Given instruction: Search the listing below for the word "Nothing" and copy each line that holds it.

# start of Items

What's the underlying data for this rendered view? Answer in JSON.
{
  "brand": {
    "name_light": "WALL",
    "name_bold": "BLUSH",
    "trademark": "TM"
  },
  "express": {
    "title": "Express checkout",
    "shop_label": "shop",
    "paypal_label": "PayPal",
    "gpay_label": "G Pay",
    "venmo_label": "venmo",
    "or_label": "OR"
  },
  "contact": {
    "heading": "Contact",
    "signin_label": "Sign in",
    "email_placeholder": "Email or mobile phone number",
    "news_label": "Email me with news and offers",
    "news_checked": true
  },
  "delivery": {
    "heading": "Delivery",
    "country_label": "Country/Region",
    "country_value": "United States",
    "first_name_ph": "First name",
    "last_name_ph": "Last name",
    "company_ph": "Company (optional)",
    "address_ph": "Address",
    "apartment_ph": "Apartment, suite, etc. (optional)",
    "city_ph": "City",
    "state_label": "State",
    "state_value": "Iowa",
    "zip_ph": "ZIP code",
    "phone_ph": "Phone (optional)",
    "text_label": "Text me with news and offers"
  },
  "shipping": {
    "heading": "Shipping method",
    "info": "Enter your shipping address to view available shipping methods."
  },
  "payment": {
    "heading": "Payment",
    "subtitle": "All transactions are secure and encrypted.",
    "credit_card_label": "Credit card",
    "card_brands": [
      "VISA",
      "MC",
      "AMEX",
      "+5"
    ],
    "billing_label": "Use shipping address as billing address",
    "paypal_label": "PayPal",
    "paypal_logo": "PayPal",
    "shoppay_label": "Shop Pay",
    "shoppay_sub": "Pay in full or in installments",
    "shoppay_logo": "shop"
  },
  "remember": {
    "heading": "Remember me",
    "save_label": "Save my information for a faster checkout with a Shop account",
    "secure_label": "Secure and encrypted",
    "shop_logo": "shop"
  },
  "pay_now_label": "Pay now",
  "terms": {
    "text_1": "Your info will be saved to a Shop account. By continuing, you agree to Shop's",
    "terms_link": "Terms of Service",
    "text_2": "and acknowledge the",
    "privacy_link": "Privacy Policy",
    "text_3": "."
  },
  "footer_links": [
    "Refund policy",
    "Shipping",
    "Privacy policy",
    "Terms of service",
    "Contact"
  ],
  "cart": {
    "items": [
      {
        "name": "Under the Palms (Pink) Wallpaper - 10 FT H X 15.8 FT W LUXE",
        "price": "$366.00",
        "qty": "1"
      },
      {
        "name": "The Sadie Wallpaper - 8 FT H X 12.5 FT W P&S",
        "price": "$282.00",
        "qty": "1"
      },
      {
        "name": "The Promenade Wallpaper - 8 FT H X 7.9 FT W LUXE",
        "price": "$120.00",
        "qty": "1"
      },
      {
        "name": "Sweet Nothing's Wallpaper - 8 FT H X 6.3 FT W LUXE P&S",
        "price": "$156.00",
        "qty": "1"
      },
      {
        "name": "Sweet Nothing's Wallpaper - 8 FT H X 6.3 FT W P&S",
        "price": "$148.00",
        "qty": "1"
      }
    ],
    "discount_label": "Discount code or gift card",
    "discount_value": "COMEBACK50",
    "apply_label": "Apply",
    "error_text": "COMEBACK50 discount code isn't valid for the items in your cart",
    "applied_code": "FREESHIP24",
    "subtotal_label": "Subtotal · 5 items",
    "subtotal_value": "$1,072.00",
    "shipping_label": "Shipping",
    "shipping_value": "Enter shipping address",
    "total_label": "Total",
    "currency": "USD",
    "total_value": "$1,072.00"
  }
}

# end of Items

Complete output:
        "name": "Sweet Nothing's Wallpaper - 8 FT H X 6.3 FT W LUXE P&S",
        "name": "Sweet Nothing's Wallpaper - 8 FT H X 6.3 FT W P&S",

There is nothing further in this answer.